> WHAT TO PRODUCE: Filter the entries below, keeping every line that has the word "продукты".
** BEGIN GIVEN INFORMATION **
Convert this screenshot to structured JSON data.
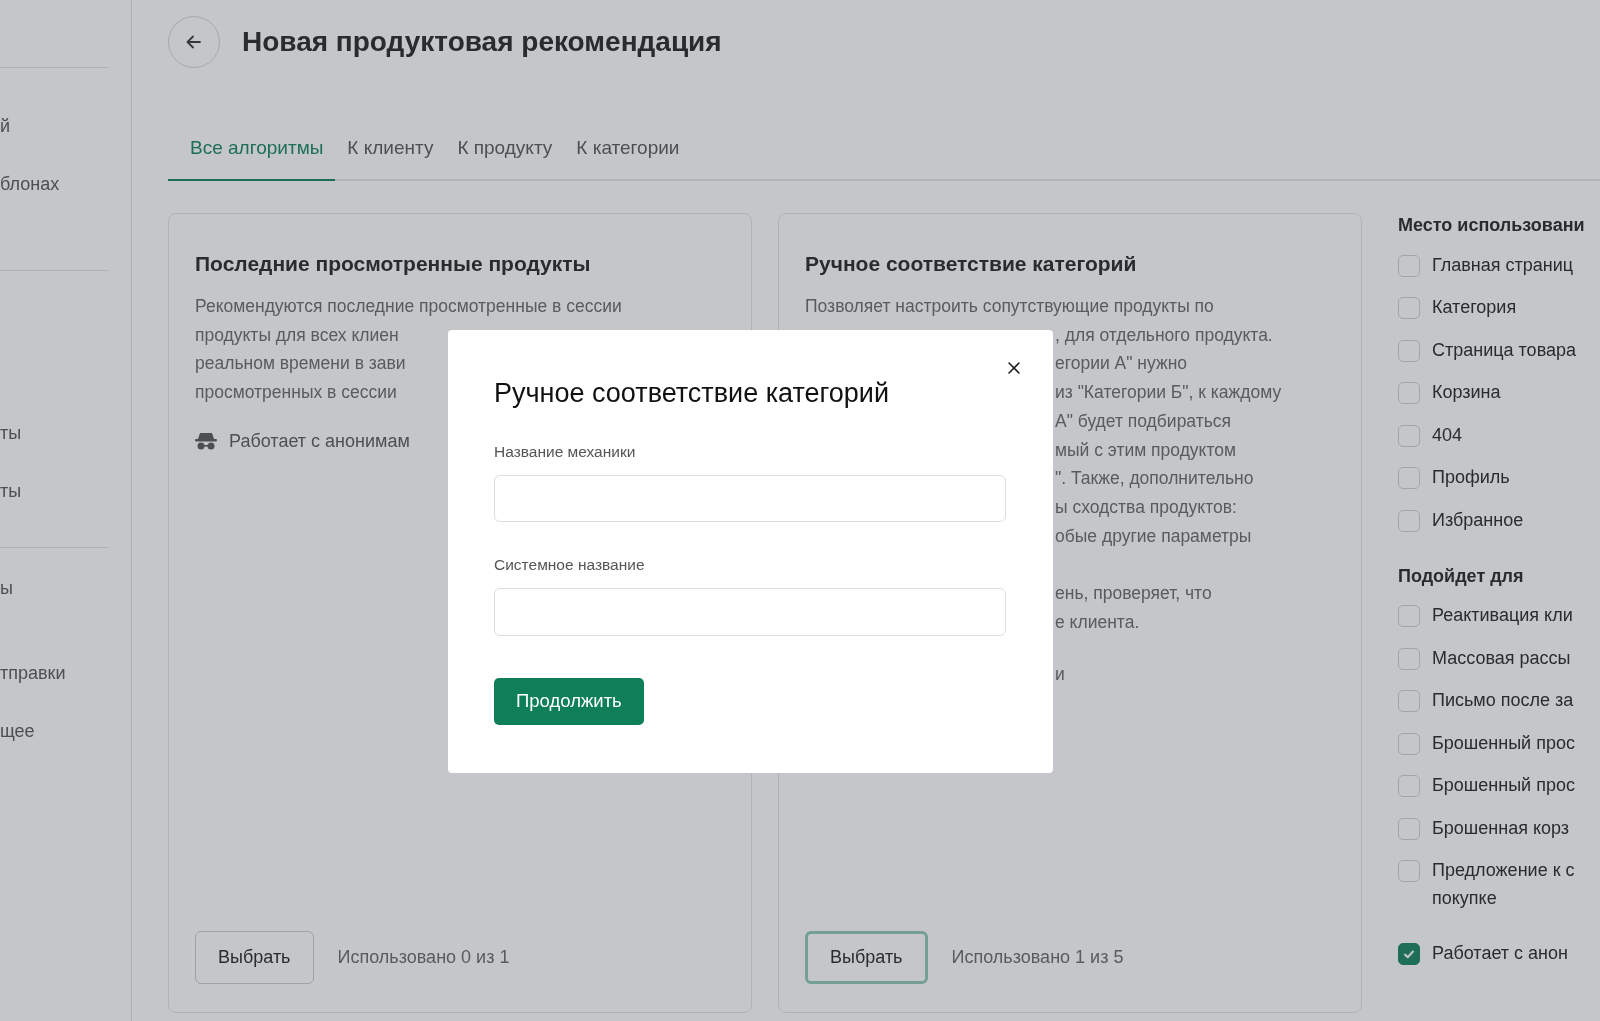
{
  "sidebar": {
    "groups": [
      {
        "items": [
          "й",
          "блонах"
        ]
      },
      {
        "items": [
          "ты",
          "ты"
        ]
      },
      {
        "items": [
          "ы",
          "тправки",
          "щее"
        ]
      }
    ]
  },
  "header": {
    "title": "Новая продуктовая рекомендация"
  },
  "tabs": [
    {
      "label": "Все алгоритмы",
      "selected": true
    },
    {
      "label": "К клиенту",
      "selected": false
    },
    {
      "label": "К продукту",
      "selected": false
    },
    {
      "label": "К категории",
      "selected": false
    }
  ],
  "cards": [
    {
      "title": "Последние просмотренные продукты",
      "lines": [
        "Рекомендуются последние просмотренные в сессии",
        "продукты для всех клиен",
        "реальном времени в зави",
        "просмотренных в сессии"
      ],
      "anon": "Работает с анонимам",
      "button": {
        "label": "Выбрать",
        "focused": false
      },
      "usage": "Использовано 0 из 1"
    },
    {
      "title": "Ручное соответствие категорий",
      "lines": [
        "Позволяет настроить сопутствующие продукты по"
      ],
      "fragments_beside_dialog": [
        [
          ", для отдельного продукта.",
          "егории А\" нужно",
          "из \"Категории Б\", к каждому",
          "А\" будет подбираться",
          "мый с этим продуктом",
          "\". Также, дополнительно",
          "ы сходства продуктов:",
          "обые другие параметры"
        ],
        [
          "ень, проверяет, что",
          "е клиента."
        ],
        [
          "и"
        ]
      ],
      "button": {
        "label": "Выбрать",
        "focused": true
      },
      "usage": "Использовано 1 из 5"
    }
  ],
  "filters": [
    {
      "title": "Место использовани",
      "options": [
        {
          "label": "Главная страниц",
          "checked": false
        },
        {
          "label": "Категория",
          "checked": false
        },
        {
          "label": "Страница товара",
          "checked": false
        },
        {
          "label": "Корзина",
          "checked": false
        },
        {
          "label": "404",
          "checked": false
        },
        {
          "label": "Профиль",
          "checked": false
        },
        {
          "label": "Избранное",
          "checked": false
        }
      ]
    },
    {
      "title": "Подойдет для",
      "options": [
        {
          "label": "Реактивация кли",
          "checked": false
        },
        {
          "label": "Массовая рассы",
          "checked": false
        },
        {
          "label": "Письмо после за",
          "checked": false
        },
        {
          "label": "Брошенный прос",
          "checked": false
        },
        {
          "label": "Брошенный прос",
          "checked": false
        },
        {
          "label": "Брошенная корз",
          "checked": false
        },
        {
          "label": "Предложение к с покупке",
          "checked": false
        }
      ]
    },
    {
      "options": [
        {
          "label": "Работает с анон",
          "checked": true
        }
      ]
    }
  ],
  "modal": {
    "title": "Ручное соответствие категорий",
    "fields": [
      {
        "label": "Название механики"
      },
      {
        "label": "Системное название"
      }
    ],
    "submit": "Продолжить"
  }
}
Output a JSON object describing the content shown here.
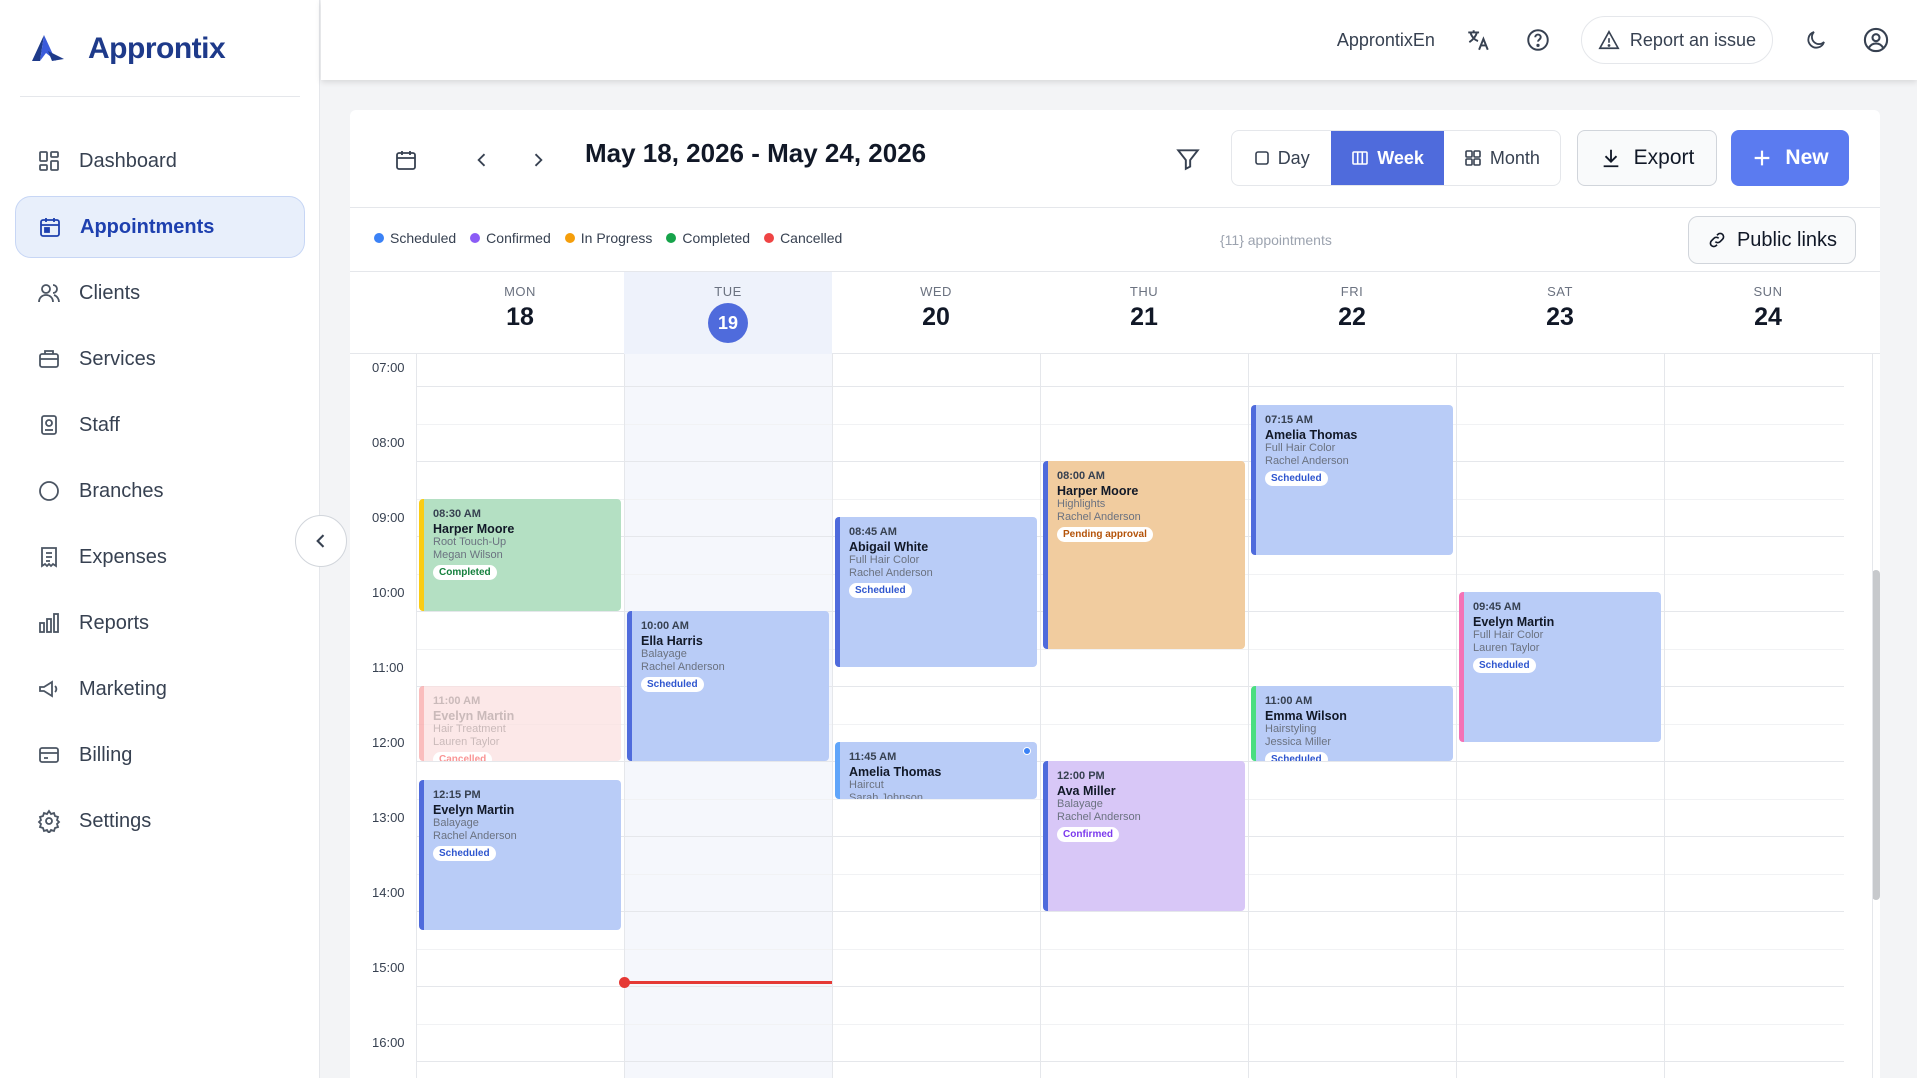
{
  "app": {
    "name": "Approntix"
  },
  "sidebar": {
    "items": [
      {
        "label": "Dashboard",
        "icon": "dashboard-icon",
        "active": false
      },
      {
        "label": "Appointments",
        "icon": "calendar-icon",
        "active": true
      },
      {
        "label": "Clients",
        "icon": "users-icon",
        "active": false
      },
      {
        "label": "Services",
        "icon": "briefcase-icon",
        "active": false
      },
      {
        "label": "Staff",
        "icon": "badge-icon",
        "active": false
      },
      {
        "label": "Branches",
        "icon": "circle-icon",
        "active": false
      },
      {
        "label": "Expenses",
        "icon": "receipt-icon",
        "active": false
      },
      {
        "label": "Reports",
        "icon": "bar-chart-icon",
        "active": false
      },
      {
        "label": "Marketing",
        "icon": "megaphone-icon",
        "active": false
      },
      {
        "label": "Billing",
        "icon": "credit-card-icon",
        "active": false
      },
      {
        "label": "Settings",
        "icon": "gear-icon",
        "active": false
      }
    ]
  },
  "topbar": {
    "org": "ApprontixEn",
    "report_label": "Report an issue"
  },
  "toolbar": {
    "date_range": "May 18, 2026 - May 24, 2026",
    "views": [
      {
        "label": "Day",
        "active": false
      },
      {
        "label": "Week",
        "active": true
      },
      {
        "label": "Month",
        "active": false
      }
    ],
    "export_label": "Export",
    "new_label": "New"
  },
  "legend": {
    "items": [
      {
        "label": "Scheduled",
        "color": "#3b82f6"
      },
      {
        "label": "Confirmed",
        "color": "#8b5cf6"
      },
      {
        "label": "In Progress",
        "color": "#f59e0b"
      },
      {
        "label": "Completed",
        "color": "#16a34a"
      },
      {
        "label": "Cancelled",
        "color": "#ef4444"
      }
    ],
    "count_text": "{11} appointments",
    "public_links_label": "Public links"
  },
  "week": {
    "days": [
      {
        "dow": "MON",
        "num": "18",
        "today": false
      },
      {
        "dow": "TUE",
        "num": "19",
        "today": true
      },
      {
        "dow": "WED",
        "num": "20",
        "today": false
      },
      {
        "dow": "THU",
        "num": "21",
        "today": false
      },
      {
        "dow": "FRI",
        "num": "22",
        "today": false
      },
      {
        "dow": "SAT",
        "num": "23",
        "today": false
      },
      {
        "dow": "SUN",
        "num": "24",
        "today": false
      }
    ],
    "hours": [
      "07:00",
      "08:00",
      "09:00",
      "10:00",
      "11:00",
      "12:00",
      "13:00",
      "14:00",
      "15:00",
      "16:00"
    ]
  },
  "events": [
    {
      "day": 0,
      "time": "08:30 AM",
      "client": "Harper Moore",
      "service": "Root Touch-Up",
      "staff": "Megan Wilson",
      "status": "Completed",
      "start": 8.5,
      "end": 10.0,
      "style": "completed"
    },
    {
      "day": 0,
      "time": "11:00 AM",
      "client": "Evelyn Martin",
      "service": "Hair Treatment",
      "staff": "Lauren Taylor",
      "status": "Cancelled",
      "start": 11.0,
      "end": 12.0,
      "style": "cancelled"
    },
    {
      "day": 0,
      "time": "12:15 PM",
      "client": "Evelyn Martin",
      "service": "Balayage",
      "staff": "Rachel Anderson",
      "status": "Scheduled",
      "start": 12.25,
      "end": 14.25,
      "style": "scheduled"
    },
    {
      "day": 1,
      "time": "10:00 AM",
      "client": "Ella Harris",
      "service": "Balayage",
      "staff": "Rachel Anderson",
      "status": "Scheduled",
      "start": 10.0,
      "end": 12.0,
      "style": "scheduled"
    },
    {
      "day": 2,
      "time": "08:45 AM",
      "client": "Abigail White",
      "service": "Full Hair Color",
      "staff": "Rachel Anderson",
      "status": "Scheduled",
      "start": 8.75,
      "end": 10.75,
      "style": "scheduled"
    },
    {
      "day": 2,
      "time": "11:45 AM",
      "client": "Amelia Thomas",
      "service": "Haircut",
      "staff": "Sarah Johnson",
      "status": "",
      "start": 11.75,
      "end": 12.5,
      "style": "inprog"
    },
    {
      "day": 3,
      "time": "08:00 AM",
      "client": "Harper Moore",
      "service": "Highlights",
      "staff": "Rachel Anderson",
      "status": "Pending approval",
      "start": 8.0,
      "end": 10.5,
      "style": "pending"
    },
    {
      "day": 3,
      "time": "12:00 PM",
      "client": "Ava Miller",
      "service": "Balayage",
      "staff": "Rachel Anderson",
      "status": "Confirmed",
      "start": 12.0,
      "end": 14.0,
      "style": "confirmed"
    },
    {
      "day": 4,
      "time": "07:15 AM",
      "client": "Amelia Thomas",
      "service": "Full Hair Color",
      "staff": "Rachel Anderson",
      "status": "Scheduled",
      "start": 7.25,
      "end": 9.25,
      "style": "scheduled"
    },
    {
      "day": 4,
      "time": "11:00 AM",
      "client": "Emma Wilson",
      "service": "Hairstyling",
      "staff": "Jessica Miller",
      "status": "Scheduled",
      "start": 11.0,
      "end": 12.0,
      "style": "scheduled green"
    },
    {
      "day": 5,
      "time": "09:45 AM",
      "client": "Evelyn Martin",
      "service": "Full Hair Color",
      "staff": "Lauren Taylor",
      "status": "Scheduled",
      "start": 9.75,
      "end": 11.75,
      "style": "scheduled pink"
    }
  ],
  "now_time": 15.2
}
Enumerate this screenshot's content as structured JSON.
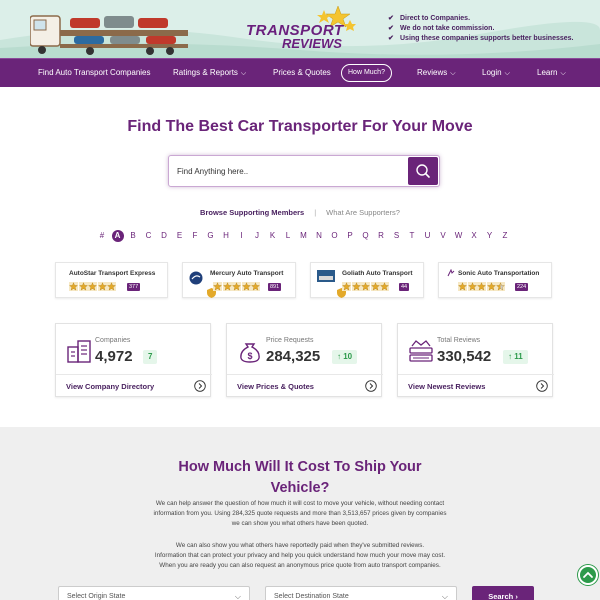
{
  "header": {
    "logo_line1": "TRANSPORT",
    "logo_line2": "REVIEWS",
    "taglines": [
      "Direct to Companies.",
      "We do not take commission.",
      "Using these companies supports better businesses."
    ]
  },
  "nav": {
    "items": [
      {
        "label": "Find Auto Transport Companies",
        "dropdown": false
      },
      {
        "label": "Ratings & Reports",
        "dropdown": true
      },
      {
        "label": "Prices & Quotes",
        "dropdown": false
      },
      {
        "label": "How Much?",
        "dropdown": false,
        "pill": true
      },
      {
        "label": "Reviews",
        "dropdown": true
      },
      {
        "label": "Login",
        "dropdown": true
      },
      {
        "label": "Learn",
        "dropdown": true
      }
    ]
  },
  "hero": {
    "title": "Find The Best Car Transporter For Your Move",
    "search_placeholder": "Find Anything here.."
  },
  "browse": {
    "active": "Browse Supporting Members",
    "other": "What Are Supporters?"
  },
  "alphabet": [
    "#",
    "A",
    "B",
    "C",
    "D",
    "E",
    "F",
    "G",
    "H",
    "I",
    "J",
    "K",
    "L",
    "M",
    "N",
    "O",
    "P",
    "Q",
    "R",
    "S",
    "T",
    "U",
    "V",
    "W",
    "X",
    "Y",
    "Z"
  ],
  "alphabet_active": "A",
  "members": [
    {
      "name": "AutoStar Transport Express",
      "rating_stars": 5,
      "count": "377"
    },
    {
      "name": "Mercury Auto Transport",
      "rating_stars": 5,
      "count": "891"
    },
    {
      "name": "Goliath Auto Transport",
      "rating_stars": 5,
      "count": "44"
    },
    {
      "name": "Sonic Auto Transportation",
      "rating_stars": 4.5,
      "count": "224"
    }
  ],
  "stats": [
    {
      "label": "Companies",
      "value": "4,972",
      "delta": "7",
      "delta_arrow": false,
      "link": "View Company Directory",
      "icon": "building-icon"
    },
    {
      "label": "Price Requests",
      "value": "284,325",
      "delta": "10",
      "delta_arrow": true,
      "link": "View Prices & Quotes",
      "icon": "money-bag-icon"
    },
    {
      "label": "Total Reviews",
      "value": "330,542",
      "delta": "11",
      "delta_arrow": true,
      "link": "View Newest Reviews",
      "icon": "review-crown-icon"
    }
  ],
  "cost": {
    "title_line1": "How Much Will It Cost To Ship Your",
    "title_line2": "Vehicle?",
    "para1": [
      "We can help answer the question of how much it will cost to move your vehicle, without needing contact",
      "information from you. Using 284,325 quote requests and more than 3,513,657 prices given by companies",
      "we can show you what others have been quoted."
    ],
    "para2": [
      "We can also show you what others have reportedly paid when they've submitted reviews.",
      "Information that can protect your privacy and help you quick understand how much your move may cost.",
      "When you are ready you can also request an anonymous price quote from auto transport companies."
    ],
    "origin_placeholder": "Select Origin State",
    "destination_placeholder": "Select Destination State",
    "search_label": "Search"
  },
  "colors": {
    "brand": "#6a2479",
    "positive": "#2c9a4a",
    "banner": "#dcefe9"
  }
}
** END GIVEN INFORMATION **
> EXERCISE OUTPUT:
      "title": "Последние просмотренные продукты",
        "продукты для всех клиен",
        "Позволяет настроить сопутствующие продукты по"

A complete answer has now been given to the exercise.